───── Extracted entries ─────

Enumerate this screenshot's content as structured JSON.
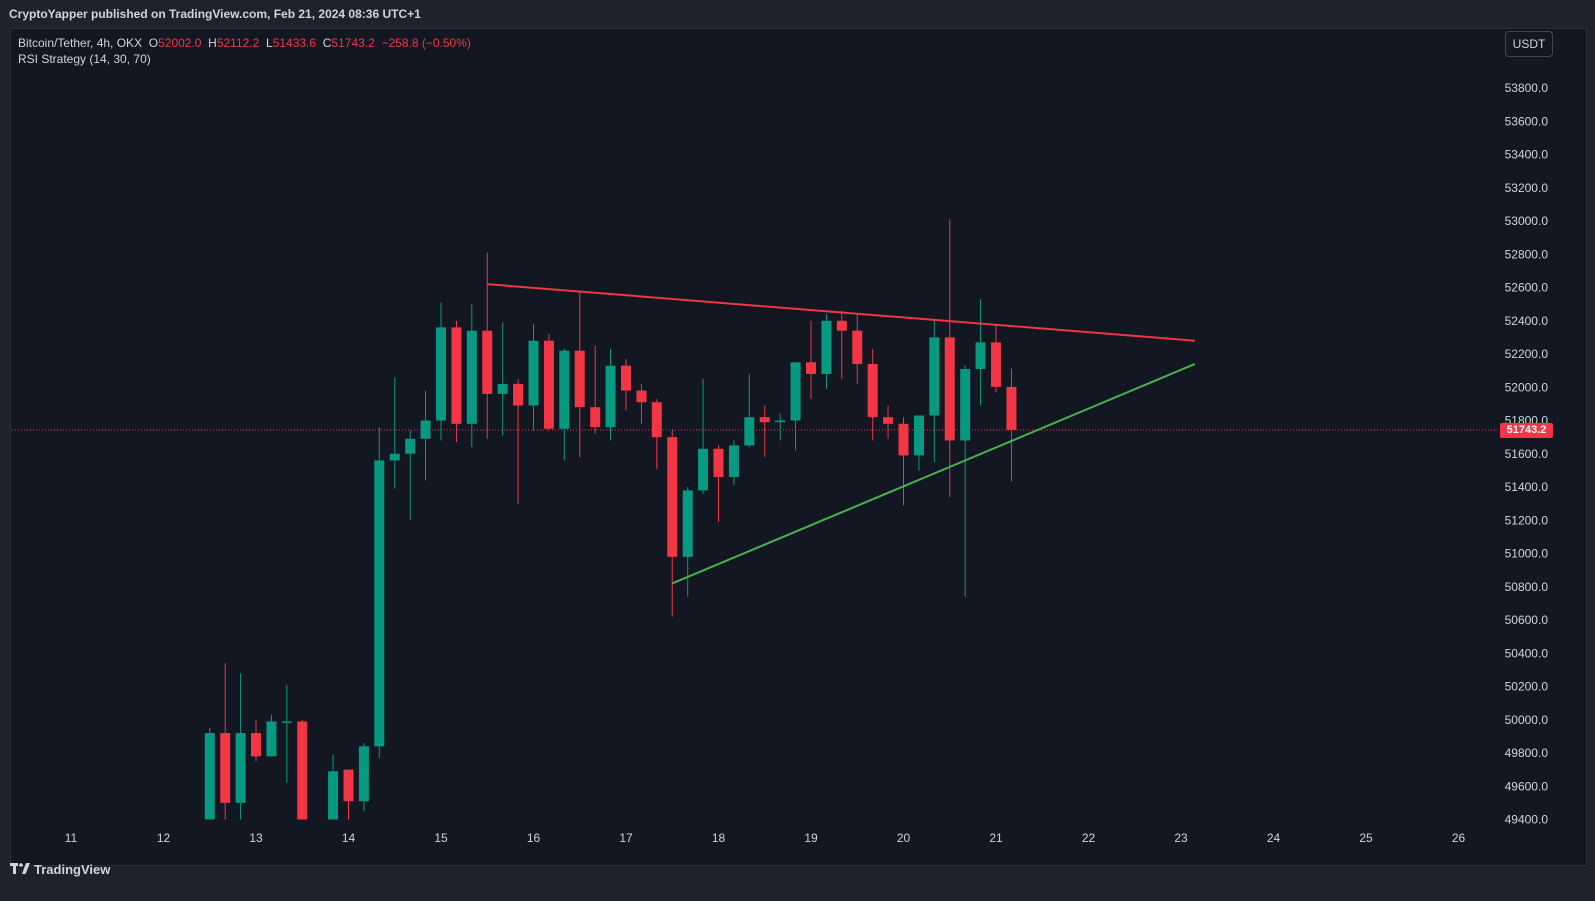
{
  "header": {
    "publisher": "CryptoYapper published on TradingView.com, Feb 21, 2024 08:36 UTC+1"
  },
  "legend": {
    "symbol": "Bitcoin/Tether, 4h, OKX",
    "open_label": "O",
    "open": "52002.0",
    "high_label": "H",
    "high": "52112.2",
    "low_label": "L",
    "low": "51433.6",
    "close_label": "C",
    "close": "51743.2",
    "change": "−258.8 (−0.50%)",
    "indicator": "RSI Strategy (14, 30, 70)"
  },
  "currency_button": "USDT",
  "last_price_tag": "51743.2",
  "footer": {
    "brand": "TradingView"
  },
  "colors": {
    "up": "#089981",
    "down": "#f23645",
    "resistance": "#f23645",
    "support": "#4caf50",
    "background": "#131722"
  },
  "chart_data": {
    "type": "candlestick",
    "title": "Bitcoin/Tether, 4h, OKX",
    "x_tick_labels": [
      "11",
      "12",
      "13",
      "14",
      "15",
      "16",
      "17",
      "18",
      "19",
      "20",
      "21",
      "22",
      "23",
      "24",
      "25",
      "26"
    ],
    "x_tick_values": [
      11,
      12,
      13,
      14,
      15,
      16,
      17,
      18,
      19,
      20,
      21,
      22,
      23,
      24,
      25,
      26
    ],
    "y_tick_labels": [
      "53800.0",
      "53600.0",
      "53400.0",
      "53200.0",
      "53000.0",
      "52800.0",
      "52600.0",
      "52400.0",
      "52200.0",
      "52000.0",
      "51800.0",
      "51600.0",
      "51400.0",
      "51200.0",
      "51000.0",
      "50800.0",
      "50600.0",
      "50400.0",
      "50200.0",
      "50000.0",
      "49800.0",
      "49600.0",
      "49400.0"
    ],
    "ylim": [
      49350,
      54050
    ],
    "last_price": 51743.2,
    "candles": [
      {
        "t": 12.5,
        "o": 49400,
        "h": 49950,
        "l": 49400,
        "c": 49920
      },
      {
        "t": 12.667,
        "o": 49920,
        "h": 50340,
        "l": 49400,
        "c": 49500
      },
      {
        "t": 12.833,
        "o": 49500,
        "h": 50280,
        "l": 49400,
        "c": 49920
      },
      {
        "t": 13.0,
        "o": 49920,
        "h": 50000,
        "l": 49750,
        "c": 49780
      },
      {
        "t": 13.167,
        "o": 49780,
        "h": 50030,
        "l": 49780,
        "c": 49990
      },
      {
        "t": 13.333,
        "o": 49990,
        "h": 50210,
        "l": 49620,
        "c": 49990
      },
      {
        "t": 13.5,
        "o": 49990,
        "h": 50000,
        "l": 49400,
        "c": 49400
      },
      {
        "t": 13.833,
        "o": 49400,
        "h": 49790,
        "l": 49400,
        "c": 49690
      },
      {
        "t": 14.0,
        "o": 49700,
        "h": 49700,
        "l": 49400,
        "c": 49510
      },
      {
        "t": 14.167,
        "o": 49510,
        "h": 49860,
        "l": 49450,
        "c": 49840
      },
      {
        "t": 14.333,
        "o": 49840,
        "h": 51760,
        "l": 49770,
        "c": 51560
      },
      {
        "t": 14.5,
        "o": 51560,
        "h": 52060,
        "l": 51390,
        "c": 51600
      },
      {
        "t": 14.667,
        "o": 51600,
        "h": 51740,
        "l": 51200,
        "c": 51690
      },
      {
        "t": 14.833,
        "o": 51690,
        "h": 51980,
        "l": 51440,
        "c": 51800
      },
      {
        "t": 15.0,
        "o": 51800,
        "h": 52510,
        "l": 51680,
        "c": 52360
      },
      {
        "t": 15.167,
        "o": 52360,
        "h": 52400,
        "l": 51670,
        "c": 51780
      },
      {
        "t": 15.333,
        "o": 51780,
        "h": 52500,
        "l": 51640,
        "c": 52340
      },
      {
        "t": 15.5,
        "o": 52340,
        "h": 52810,
        "l": 51690,
        "c": 51960
      },
      {
        "t": 15.667,
        "o": 51960,
        "h": 52390,
        "l": 51710,
        "c": 52020
      },
      {
        "t": 15.833,
        "o": 52020,
        "h": 52050,
        "l": 51300,
        "c": 51890
      },
      {
        "t": 16.0,
        "o": 51890,
        "h": 52380,
        "l": 51740,
        "c": 52280
      },
      {
        "t": 16.167,
        "o": 52280,
        "h": 52320,
        "l": 51740,
        "c": 51750
      },
      {
        "t": 16.333,
        "o": 51750,
        "h": 52230,
        "l": 51560,
        "c": 52220
      },
      {
        "t": 16.5,
        "o": 52220,
        "h": 52580,
        "l": 51580,
        "c": 51880
      },
      {
        "t": 16.667,
        "o": 51880,
        "h": 52250,
        "l": 51720,
        "c": 51760
      },
      {
        "t": 16.833,
        "o": 51760,
        "h": 52230,
        "l": 51680,
        "c": 52130
      },
      {
        "t": 17.0,
        "o": 52130,
        "h": 52170,
        "l": 51860,
        "c": 51980
      },
      {
        "t": 17.167,
        "o": 51980,
        "h": 52020,
        "l": 51780,
        "c": 51910
      },
      {
        "t": 17.333,
        "o": 51910,
        "h": 51930,
        "l": 51510,
        "c": 51700
      },
      {
        "t": 17.5,
        "o": 51700,
        "h": 51740,
        "l": 50620,
        "c": 50980
      },
      {
        "t": 17.667,
        "o": 50980,
        "h": 51400,
        "l": 50740,
        "c": 51380
      },
      {
        "t": 17.833,
        "o": 51380,
        "h": 52050,
        "l": 51360,
        "c": 51630
      },
      {
        "t": 18.0,
        "o": 51630,
        "h": 51650,
        "l": 51190,
        "c": 51460
      },
      {
        "t": 18.167,
        "o": 51460,
        "h": 51680,
        "l": 51410,
        "c": 51650
      },
      {
        "t": 18.333,
        "o": 51650,
        "h": 52080,
        "l": 51640,
        "c": 51820
      },
      {
        "t": 18.5,
        "o": 51820,
        "h": 51890,
        "l": 51580,
        "c": 51790
      },
      {
        "t": 18.667,
        "o": 51790,
        "h": 51840,
        "l": 51680,
        "c": 51800
      },
      {
        "t": 18.833,
        "o": 51800,
        "h": 52140,
        "l": 51620,
        "c": 52150
      },
      {
        "t": 19.0,
        "o": 52150,
        "h": 52400,
        "l": 51930,
        "c": 52080
      },
      {
        "t": 19.167,
        "o": 52080,
        "h": 52440,
        "l": 51990,
        "c": 52400
      },
      {
        "t": 19.333,
        "o": 52400,
        "h": 52460,
        "l": 52050,
        "c": 52340
      },
      {
        "t": 19.5,
        "o": 52340,
        "h": 52440,
        "l": 52020,
        "c": 52140
      },
      {
        "t": 19.667,
        "o": 52140,
        "h": 52230,
        "l": 51680,
        "c": 51820
      },
      {
        "t": 19.833,
        "o": 51820,
        "h": 51890,
        "l": 51690,
        "c": 51780
      },
      {
        "t": 20.0,
        "o": 51780,
        "h": 51820,
        "l": 51290,
        "c": 51590
      },
      {
        "t": 20.167,
        "o": 51590,
        "h": 51830,
        "l": 51500,
        "c": 51830
      },
      {
        "t": 20.333,
        "o": 51830,
        "h": 52400,
        "l": 51550,
        "c": 52300
      },
      {
        "t": 20.5,
        "o": 52300,
        "h": 53010,
        "l": 51340,
        "c": 51680
      },
      {
        "t": 20.667,
        "o": 51680,
        "h": 52130,
        "l": 50740,
        "c": 52110
      },
      {
        "t": 20.833,
        "o": 52110,
        "h": 52530,
        "l": 51890,
        "c": 52270
      },
      {
        "t": 21.0,
        "o": 52270,
        "h": 52380,
        "l": 51970,
        "c": 52002
      },
      {
        "t": 21.167,
        "o": 52002,
        "h": 52112.2,
        "l": 51433.6,
        "c": 51743.2
      }
    ],
    "trendlines": [
      {
        "name": "Resistance",
        "color": "#f23645",
        "points": [
          [
            15.5,
            52620
          ],
          [
            23.15,
            52280
          ]
        ]
      },
      {
        "name": "Support",
        "color": "#4caf50",
        "points": [
          [
            17.5,
            50820
          ],
          [
            23.15,
            52140
          ]
        ]
      }
    ]
  }
}
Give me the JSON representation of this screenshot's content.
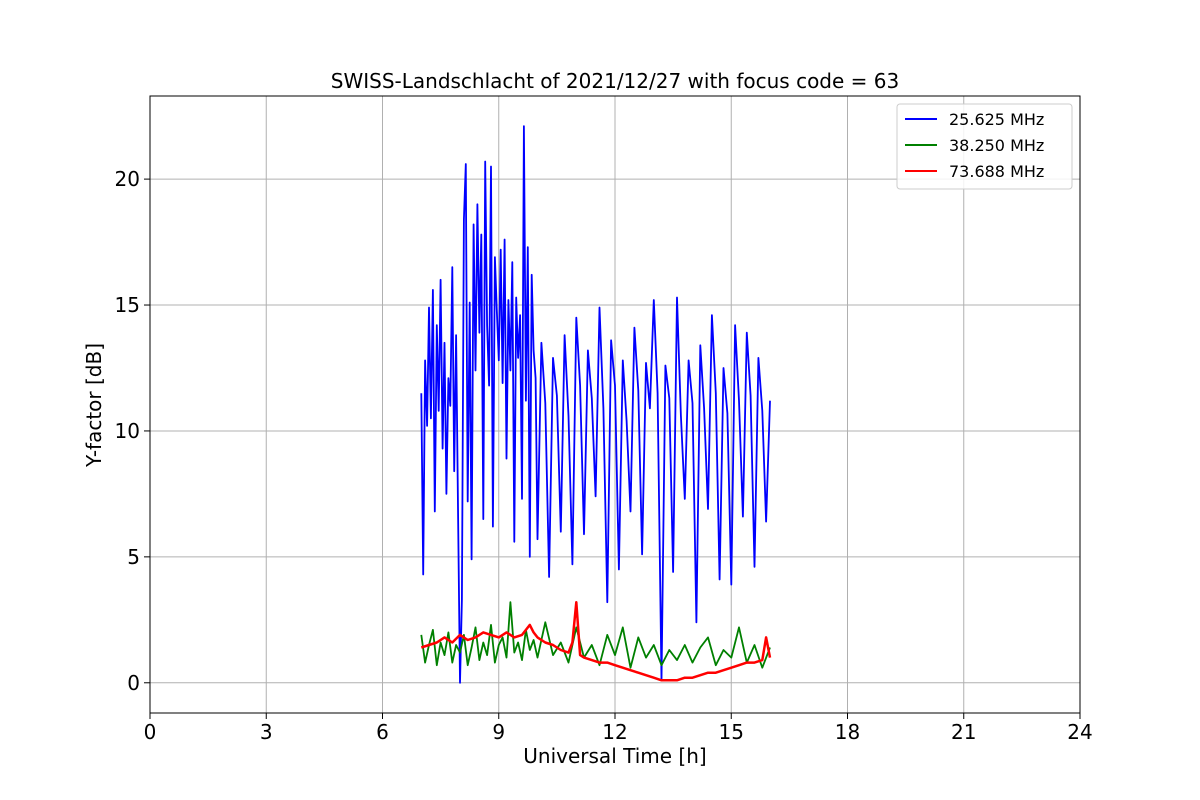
{
  "chart_data": {
    "type": "line",
    "title": "SWISS-Landschlacht of 2021/12/27 with focus code = 63",
    "xlabel": "Universal Time [h]",
    "ylabel": "Y-factor [dB]",
    "xlim": [
      0,
      24
    ],
    "ylim": [
      -1.2,
      23.3
    ],
    "xticks": [
      0,
      3,
      6,
      9,
      12,
      15,
      18,
      21,
      24
    ],
    "yticks": [
      0,
      5,
      10,
      15,
      20
    ],
    "grid": true,
    "legend_position": "top-right",
    "series": [
      {
        "name": "  25.625 MHz",
        "color": "#0000ff",
        "x": [
          7.0,
          7.05,
          7.1,
          7.15,
          7.2,
          7.25,
          7.3,
          7.35,
          7.4,
          7.45,
          7.5,
          7.55,
          7.6,
          7.65,
          7.7,
          7.75,
          7.8,
          7.85,
          7.9,
          7.95,
          8.0,
          8.05,
          8.1,
          8.15,
          8.2,
          8.25,
          8.3,
          8.35,
          8.4,
          8.45,
          8.5,
          8.55,
          8.6,
          8.65,
          8.7,
          8.75,
          8.8,
          8.85,
          8.9,
          8.95,
          9.0,
          9.05,
          9.1,
          9.15,
          9.2,
          9.25,
          9.3,
          9.35,
          9.4,
          9.45,
          9.5,
          9.55,
          9.6,
          9.65,
          9.7,
          9.75,
          9.8,
          9.85,
          9.9,
          9.95,
          10.0,
          10.1,
          10.2,
          10.3,
          10.4,
          10.5,
          10.6,
          10.7,
          10.8,
          10.9,
          11.0,
          11.1,
          11.2,
          11.3,
          11.4,
          11.5,
          11.6,
          11.7,
          11.8,
          11.9,
          12.0,
          12.1,
          12.2,
          12.3,
          12.4,
          12.5,
          12.6,
          12.7,
          12.8,
          12.9,
          13.0,
          13.1,
          13.2,
          13.3,
          13.4,
          13.5,
          13.6,
          13.7,
          13.8,
          13.9,
          14.0,
          14.1,
          14.2,
          14.3,
          14.4,
          14.5,
          14.6,
          14.7,
          14.8,
          14.9,
          15.0,
          15.1,
          15.2,
          15.3,
          15.4,
          15.5,
          15.6,
          15.7,
          15.8,
          15.9,
          16.0
        ],
        "y": [
          11.5,
          4.3,
          12.8,
          10.2,
          14.9,
          10.5,
          15.6,
          6.8,
          14.2,
          10.8,
          16.0,
          9.3,
          13.5,
          7.5,
          12.1,
          11.0,
          16.5,
          8.4,
          13.8,
          6.6,
          0.0,
          3.3,
          18.4,
          20.6,
          7.2,
          15.1,
          4.9,
          18.2,
          12.4,
          19.0,
          13.9,
          17.8,
          6.5,
          20.7,
          14.2,
          11.8,
          20.5,
          6.2,
          16.9,
          14.8,
          12.8,
          17.2,
          11.9,
          17.6,
          8.9,
          15.2,
          12.4,
          16.7,
          5.6,
          15.3,
          12.9,
          14.6,
          7.3,
          22.1,
          11.2,
          17.3,
          5.0,
          16.2,
          13.2,
          12.1,
          5.7,
          13.5,
          11.1,
          4.2,
          12.9,
          11.4,
          6.0,
          13.8,
          10.6,
          4.7,
          14.5,
          11.8,
          5.9,
          13.2,
          11.3,
          7.4,
          14.9,
          10.9,
          3.2,
          13.6,
          11.8,
          4.5,
          12.8,
          10.4,
          6.8,
          14.1,
          11.6,
          5.1,
          12.7,
          10.9,
          15.2,
          11.5,
          0.1,
          12.6,
          11.3,
          4.4,
          15.3,
          10.6,
          7.3,
          12.8,
          11.1,
          2.4,
          13.4,
          10.9,
          6.9,
          14.6,
          11.5,
          4.1,
          12.5,
          10.7,
          3.9,
          14.2,
          11.2,
          6.6,
          13.9,
          11.4,
          4.6,
          12.9,
          10.8,
          6.4,
          11.2
        ]
      },
      {
        "name": "  38.250 MHz",
        "color": "#008000",
        "x": [
          7.0,
          7.1,
          7.2,
          7.3,
          7.4,
          7.5,
          7.6,
          7.7,
          7.8,
          7.9,
          8.0,
          8.1,
          8.2,
          8.3,
          8.4,
          8.5,
          8.6,
          8.7,
          8.8,
          8.9,
          9.0,
          9.1,
          9.2,
          9.3,
          9.4,
          9.5,
          9.6,
          9.7,
          9.8,
          9.9,
          10.0,
          10.2,
          10.4,
          10.6,
          10.8,
          11.0,
          11.2,
          11.4,
          11.6,
          11.8,
          12.0,
          12.2,
          12.4,
          12.6,
          12.8,
          13.0,
          13.2,
          13.4,
          13.6,
          13.8,
          14.0,
          14.2,
          14.4,
          14.6,
          14.8,
          15.0,
          15.2,
          15.4,
          15.6,
          15.8,
          16.0
        ],
        "y": [
          1.9,
          0.8,
          1.5,
          2.1,
          0.7,
          1.6,
          1.1,
          2.0,
          0.8,
          1.5,
          1.2,
          1.9,
          0.7,
          1.4,
          2.2,
          0.9,
          1.6,
          1.1,
          2.3,
          0.8,
          1.5,
          1.8,
          1.0,
          3.2,
          1.2,
          1.6,
          0.9,
          2.1,
          1.3,
          1.7,
          1.0,
          2.4,
          1.1,
          1.6,
          0.8,
          2.2,
          1.0,
          1.5,
          0.7,
          1.9,
          1.1,
          2.2,
          0.6,
          1.8,
          1.0,
          1.5,
          0.7,
          1.3,
          0.9,
          1.5,
          0.8,
          1.4,
          1.8,
          0.7,
          1.3,
          1.0,
          2.2,
          0.8,
          1.5,
          0.6,
          1.4
        ]
      },
      {
        "name": "  73.688 MHz",
        "color": "#ff0000",
        "x": [
          7.0,
          7.2,
          7.4,
          7.6,
          7.8,
          8.0,
          8.2,
          8.4,
          8.6,
          8.8,
          9.0,
          9.2,
          9.4,
          9.6,
          9.8,
          9.9,
          10.0,
          10.2,
          10.4,
          10.6,
          10.8,
          10.9,
          11.0,
          11.1,
          11.2,
          11.4,
          11.6,
          11.8,
          12.0,
          12.2,
          12.4,
          12.6,
          12.8,
          13.0,
          13.2,
          13.4,
          13.6,
          13.8,
          14.0,
          14.2,
          14.4,
          14.6,
          14.8,
          15.0,
          15.2,
          15.4,
          15.6,
          15.8,
          15.9,
          16.0
        ],
        "y": [
          1.4,
          1.5,
          1.6,
          1.8,
          1.6,
          1.9,
          1.7,
          1.8,
          2.0,
          1.9,
          1.8,
          2.0,
          1.8,
          1.9,
          2.3,
          2.0,
          1.8,
          1.6,
          1.5,
          1.3,
          1.2,
          1.6,
          3.2,
          1.1,
          1.0,
          0.9,
          0.8,
          0.8,
          0.7,
          0.6,
          0.5,
          0.4,
          0.3,
          0.2,
          0.1,
          0.1,
          0.1,
          0.2,
          0.2,
          0.3,
          0.4,
          0.4,
          0.5,
          0.6,
          0.7,
          0.8,
          0.8,
          0.9,
          1.8,
          1.0
        ]
      }
    ]
  }
}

─────

From the entries above, extract each line containing "Tether".

Solution for this problem
    "symbol": "Bitcoin/Tether, 4h, OKX",
    "title": "Bitcoin/Tether, 4h, OKX",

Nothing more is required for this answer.